§ **What you are asked to do**: Pull every line holding the string "JSON" from the records below.

--- begin ---

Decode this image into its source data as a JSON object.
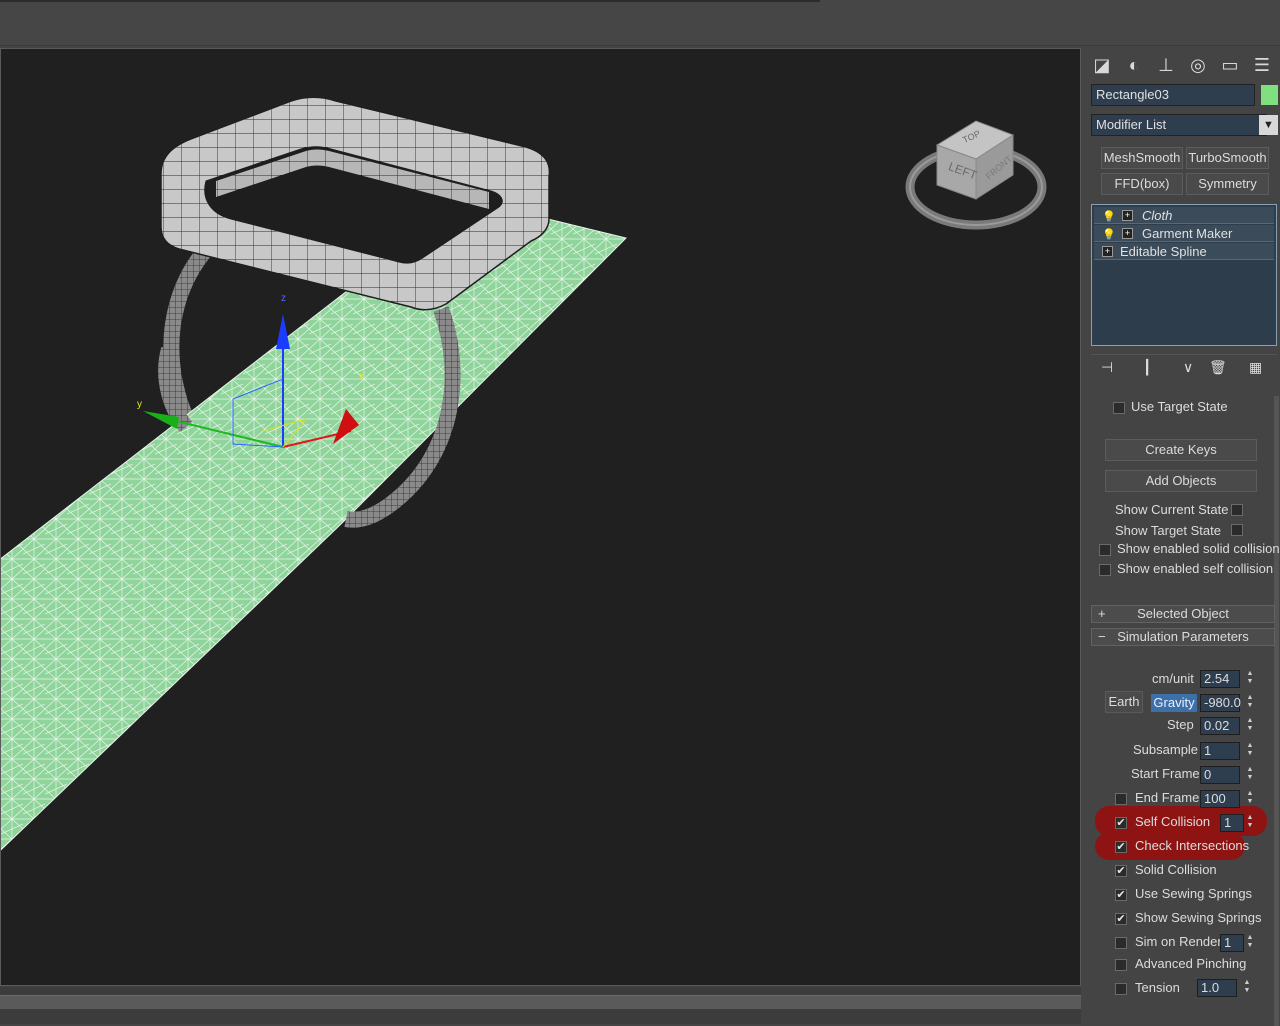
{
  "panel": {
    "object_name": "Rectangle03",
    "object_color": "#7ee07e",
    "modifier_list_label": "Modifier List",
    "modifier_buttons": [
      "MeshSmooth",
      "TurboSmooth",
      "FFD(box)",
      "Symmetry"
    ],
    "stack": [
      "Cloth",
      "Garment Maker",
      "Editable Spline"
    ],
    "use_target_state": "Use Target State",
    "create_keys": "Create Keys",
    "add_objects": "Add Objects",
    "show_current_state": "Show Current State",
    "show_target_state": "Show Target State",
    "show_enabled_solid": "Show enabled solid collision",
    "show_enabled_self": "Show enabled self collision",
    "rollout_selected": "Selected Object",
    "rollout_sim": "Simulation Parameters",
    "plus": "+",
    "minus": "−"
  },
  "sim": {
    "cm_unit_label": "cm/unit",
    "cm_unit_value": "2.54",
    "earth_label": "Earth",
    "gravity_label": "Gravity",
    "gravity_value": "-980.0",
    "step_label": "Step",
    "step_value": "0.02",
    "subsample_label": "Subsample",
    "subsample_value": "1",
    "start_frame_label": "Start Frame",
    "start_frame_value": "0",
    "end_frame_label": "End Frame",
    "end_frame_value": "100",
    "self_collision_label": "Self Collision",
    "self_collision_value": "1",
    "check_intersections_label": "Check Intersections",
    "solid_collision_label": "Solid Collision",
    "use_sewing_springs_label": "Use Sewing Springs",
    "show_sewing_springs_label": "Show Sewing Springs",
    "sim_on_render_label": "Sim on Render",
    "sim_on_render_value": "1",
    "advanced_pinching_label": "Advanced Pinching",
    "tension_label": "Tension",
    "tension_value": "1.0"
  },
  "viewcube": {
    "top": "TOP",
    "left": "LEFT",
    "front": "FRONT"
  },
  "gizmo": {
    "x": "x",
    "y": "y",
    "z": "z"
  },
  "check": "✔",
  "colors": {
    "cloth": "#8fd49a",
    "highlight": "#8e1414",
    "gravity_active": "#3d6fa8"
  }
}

--- end ---
--- begin ---

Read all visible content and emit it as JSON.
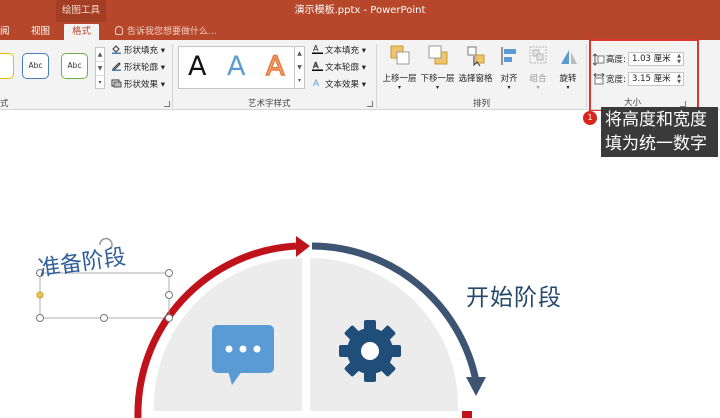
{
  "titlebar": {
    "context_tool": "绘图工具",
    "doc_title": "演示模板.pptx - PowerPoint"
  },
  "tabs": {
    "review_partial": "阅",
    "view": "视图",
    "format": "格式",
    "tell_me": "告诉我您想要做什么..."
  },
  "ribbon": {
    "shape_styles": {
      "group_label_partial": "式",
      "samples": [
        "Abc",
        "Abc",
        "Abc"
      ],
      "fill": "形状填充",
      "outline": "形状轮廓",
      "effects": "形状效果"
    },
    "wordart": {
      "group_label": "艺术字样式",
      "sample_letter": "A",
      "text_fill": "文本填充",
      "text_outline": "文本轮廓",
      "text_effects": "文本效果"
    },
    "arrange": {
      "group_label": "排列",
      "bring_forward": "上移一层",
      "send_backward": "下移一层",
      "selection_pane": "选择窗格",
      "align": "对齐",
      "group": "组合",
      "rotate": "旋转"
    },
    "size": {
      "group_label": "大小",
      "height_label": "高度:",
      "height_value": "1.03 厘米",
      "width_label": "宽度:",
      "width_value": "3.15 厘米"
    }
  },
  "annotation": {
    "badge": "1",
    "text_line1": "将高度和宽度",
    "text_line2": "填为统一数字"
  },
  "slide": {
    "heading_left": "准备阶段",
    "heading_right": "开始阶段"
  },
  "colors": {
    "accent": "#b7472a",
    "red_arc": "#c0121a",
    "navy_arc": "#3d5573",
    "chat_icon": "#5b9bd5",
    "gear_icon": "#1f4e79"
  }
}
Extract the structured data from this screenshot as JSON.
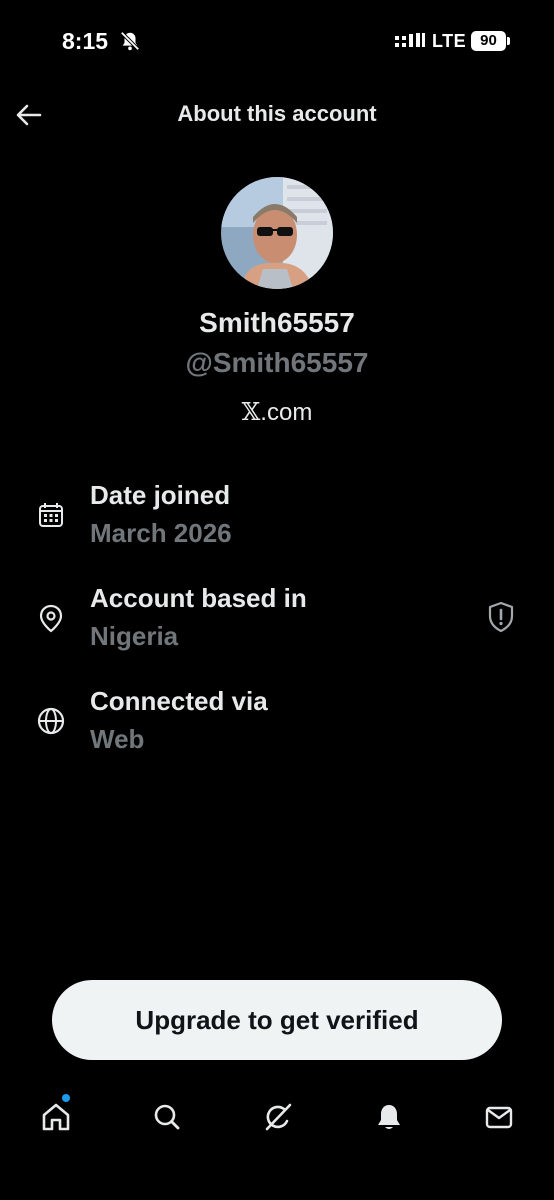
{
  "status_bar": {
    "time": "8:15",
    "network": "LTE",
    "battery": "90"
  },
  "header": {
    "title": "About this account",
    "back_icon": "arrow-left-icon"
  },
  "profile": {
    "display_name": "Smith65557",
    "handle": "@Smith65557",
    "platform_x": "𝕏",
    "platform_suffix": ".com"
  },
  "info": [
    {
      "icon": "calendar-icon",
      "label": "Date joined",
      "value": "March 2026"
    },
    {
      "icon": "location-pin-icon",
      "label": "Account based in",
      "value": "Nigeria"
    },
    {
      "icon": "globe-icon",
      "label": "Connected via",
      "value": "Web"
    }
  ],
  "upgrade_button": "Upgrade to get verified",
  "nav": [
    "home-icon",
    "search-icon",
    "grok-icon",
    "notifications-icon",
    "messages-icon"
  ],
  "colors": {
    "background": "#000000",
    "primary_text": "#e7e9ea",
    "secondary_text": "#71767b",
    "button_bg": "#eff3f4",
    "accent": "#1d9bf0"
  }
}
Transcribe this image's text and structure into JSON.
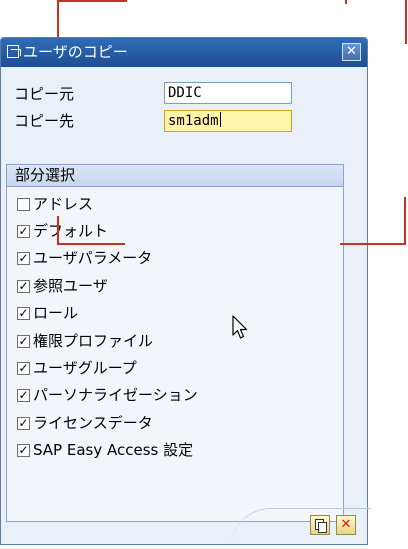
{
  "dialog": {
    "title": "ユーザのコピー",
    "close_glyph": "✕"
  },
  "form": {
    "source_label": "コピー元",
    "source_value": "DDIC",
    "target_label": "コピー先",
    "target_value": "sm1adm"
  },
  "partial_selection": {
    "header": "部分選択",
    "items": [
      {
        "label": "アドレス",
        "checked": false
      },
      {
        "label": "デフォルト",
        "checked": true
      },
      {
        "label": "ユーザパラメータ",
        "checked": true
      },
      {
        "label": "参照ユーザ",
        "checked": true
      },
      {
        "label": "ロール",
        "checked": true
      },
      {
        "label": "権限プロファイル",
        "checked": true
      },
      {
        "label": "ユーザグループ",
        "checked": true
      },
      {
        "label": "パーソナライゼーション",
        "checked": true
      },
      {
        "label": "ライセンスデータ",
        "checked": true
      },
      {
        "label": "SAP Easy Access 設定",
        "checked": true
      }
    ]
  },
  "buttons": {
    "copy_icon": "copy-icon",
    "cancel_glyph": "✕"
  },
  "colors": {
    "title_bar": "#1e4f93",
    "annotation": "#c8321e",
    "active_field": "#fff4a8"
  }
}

--- end ---

§ **In response**:
Decode this image into its source data as a JSON object.
Read all visible content and emit it as JSON.
Extract the structured data from this screenshot as JSON.
Transcribe this image's text and structure into JSON.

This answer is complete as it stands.